| GOAL |
Go through the data below. Pull out every line that has the word "결석하거나".

────

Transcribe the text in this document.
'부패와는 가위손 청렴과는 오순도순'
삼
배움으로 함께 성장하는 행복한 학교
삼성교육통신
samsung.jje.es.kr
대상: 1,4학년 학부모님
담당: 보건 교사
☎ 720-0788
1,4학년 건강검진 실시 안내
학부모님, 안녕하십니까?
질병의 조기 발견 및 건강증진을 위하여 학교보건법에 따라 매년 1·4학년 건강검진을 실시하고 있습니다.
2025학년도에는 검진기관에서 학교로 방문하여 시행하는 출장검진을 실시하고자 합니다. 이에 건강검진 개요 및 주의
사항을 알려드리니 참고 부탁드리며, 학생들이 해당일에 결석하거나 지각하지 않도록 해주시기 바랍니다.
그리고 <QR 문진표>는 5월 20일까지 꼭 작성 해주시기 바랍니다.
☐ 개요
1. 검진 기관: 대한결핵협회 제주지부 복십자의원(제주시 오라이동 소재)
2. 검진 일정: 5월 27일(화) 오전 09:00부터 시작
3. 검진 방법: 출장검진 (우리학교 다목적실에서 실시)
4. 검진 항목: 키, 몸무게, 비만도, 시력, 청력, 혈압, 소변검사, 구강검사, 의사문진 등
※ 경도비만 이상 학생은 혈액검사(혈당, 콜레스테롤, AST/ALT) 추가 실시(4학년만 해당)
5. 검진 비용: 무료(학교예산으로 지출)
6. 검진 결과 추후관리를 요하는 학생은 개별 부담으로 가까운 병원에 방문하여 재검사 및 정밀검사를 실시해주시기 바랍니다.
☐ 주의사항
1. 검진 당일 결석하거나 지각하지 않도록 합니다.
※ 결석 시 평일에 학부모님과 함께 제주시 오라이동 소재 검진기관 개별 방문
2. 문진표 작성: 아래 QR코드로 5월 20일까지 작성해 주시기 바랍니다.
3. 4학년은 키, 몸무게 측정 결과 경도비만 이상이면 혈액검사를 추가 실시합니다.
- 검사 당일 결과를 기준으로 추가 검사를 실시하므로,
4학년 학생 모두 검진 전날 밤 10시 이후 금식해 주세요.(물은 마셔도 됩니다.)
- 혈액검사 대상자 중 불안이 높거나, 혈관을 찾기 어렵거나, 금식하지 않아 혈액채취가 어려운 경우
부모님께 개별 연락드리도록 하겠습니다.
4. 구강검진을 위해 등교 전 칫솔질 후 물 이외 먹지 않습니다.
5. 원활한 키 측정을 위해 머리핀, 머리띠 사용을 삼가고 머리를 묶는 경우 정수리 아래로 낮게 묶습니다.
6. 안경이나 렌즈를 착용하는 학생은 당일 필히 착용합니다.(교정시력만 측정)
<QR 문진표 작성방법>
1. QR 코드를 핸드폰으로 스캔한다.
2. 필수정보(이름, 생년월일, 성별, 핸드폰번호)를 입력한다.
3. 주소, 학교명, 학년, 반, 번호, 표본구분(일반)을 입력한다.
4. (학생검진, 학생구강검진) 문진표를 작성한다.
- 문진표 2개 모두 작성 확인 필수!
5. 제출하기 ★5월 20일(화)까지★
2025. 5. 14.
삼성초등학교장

────

| RESPONSE |
사항을 알려드리니 참고 부탁드리며, 학생들이 해당일에 결석하거나 지각하지 않도록 해주시기 바랍니다.
1. 검진 당일 결석하거나 지각하지 않도록 합니다.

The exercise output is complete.